▶ WORK INSTRUCTIONS
**a.** Decide whether each statement below agrees with the comment thread. Answer yes or no for each, and quote the words from the thread that settle it.
(i) The first comment claims some luxury cars can already stop the driver before the driver notices a problem.
(ii) The comment by CCarrot carries the number #38359530.
(iii) OverlordQ says in-car displays warn against driving and operating them at the same time.
**b.** List every username in the comment thread that appears with a user number in parentheses.

▶ EXCERPT TO READ
• • • • •
This crap of a law is SO FAIL.

Amend it to say: "None of this applies if the Driver is AI" and I'll think about it.

Oh, and before you reply "A human driver will need to watch the road just in case" PAH! There are already luxury cars that watch the road and stop you BEFORE you even noticed a problem. In fact, once the cars can talk to each other safely one can alert many others MILES AWAY that they slammed on their breaks because of an obstruction, and if it persists DIRECT TRAFFIC AWAY before it creates grid-lock.

Trying to ban OnStar too? (1)

CCarrot (1562079) | more than 2 years ago | (#38359522)

Hmmm...I wonder if this will apply to OnStar as well? No more "where's the nearest flower shop? or "call 555-555-5555"?

Or...is this a clever maneuver to restrict all in-vehicle communication to OnStar (or other OnStar-esque services)? Separate cell-phone and vehicle-phone calling accounts, anybody? One-stop-shopping for law enforcement for your phone records (at least for calls while driving...)?

Whoops, gotta go, my next conspiracy theory is about to hatch and I hate missing the look on their little faces as they see the world for the first time...:)

What about it? (1)

OverlordQ (264228) | more than 2 years ago | (#38359526)

So what about all the cars today that come with built-in computers, navigation, internet capabilities, and cell phones?

Every non-aftermarket in-car display for the driver I've seen, when you start the car up spouts a warning about how you shouldn't drive and operate it at the same time. So I have no clue what you're asking.

Non-hands free makes sense, but ALL usage? (1)

starseeker (141897) | more than 2 years ago | (#38359530)

Banning hands-free cell phone usage raises some other interesting questions... should we ban talking to others in the vehicle while driving? Listening to talk radio while driving? Listening to music? (Who else has caught modern music using sirens and cell phone noises as faint background attention getters?)
• • • • •
▶ SUPPLIED DATA
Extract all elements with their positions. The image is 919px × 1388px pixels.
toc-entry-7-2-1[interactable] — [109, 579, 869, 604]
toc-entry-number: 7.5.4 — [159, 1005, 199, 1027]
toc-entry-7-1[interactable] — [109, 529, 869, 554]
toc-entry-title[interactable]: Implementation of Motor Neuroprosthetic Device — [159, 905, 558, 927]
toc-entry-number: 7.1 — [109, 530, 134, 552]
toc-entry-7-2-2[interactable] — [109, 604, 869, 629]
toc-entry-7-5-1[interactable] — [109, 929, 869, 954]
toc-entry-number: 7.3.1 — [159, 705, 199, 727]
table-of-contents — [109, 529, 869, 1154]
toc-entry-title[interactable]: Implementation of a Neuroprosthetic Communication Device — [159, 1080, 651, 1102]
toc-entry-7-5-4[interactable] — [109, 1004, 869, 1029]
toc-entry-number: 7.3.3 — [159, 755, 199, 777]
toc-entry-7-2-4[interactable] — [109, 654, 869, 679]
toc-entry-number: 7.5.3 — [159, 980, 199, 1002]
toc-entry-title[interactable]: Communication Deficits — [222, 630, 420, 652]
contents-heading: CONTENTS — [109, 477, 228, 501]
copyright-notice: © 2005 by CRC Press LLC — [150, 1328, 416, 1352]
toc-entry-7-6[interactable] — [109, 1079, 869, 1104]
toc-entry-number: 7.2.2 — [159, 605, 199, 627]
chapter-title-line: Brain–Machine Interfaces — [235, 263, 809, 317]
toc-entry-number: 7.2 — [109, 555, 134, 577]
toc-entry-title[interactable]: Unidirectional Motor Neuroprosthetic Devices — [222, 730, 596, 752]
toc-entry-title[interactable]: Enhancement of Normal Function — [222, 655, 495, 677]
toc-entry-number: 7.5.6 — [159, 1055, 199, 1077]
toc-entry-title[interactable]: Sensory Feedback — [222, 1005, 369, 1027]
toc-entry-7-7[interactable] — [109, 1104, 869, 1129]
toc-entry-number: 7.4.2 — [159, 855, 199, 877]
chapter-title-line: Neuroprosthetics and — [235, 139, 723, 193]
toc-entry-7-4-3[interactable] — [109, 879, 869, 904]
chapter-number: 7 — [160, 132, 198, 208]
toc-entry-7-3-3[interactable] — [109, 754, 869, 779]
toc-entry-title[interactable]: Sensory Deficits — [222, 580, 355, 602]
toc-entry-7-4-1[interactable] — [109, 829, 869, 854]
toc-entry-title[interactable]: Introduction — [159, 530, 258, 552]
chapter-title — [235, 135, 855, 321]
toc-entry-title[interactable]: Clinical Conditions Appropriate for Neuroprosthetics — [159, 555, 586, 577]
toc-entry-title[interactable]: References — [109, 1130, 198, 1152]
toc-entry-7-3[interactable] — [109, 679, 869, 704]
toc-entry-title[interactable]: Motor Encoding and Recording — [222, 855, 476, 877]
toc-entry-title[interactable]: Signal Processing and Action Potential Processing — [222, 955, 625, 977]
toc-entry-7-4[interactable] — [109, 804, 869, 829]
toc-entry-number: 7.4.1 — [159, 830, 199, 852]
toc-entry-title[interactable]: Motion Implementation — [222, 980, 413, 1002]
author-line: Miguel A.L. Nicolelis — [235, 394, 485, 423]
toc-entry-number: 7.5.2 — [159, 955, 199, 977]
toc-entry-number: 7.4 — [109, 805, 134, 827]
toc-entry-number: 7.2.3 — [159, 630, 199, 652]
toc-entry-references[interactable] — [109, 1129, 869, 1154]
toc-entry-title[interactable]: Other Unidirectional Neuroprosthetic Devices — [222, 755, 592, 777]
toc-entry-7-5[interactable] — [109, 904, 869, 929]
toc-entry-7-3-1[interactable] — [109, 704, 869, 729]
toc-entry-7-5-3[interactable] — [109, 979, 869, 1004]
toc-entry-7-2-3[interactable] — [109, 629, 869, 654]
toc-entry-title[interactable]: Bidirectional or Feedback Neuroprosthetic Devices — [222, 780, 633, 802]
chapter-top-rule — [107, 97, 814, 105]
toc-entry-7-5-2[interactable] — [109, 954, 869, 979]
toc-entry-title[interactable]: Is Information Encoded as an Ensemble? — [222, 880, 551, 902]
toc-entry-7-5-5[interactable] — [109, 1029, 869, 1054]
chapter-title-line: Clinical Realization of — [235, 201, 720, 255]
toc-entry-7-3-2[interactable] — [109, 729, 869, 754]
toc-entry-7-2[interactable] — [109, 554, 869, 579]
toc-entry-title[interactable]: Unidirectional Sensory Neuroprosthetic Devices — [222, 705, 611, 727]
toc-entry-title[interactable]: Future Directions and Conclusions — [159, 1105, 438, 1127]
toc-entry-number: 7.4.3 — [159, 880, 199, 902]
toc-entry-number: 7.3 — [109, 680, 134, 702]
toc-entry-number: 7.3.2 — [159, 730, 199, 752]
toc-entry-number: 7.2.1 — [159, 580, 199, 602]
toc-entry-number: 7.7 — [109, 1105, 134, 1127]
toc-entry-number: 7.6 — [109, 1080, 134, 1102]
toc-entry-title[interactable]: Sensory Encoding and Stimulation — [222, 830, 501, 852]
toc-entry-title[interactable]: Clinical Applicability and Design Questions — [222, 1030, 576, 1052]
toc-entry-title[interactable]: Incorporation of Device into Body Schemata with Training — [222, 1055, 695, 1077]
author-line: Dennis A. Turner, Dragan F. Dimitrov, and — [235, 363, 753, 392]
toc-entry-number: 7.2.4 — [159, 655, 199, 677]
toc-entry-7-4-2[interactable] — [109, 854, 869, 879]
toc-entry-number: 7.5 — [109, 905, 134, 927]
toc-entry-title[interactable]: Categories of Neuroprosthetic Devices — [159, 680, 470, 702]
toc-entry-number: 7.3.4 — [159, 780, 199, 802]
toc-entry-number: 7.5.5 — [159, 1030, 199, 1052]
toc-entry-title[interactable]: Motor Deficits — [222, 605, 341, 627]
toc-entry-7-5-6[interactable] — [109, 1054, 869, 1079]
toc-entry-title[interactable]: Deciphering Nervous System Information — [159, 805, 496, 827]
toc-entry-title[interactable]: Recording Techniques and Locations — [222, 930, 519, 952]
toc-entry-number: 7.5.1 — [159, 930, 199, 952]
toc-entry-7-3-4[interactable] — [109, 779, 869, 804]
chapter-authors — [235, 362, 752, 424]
• • • • •
▶ TASK ANSWERS
**a.**
(i) Yes: "There are already luxury cars that watch the road and stop you BEFORE you even noticed a problem."
(ii) No: "CCarrot (1562079) | more than 2 years ago | (#38359522)"
(iii) Yes: "when you start the car up spouts a warning about how you shouldn't drive and operate it at the same time."

**b.** CCarrot, OverlordQ, starseeker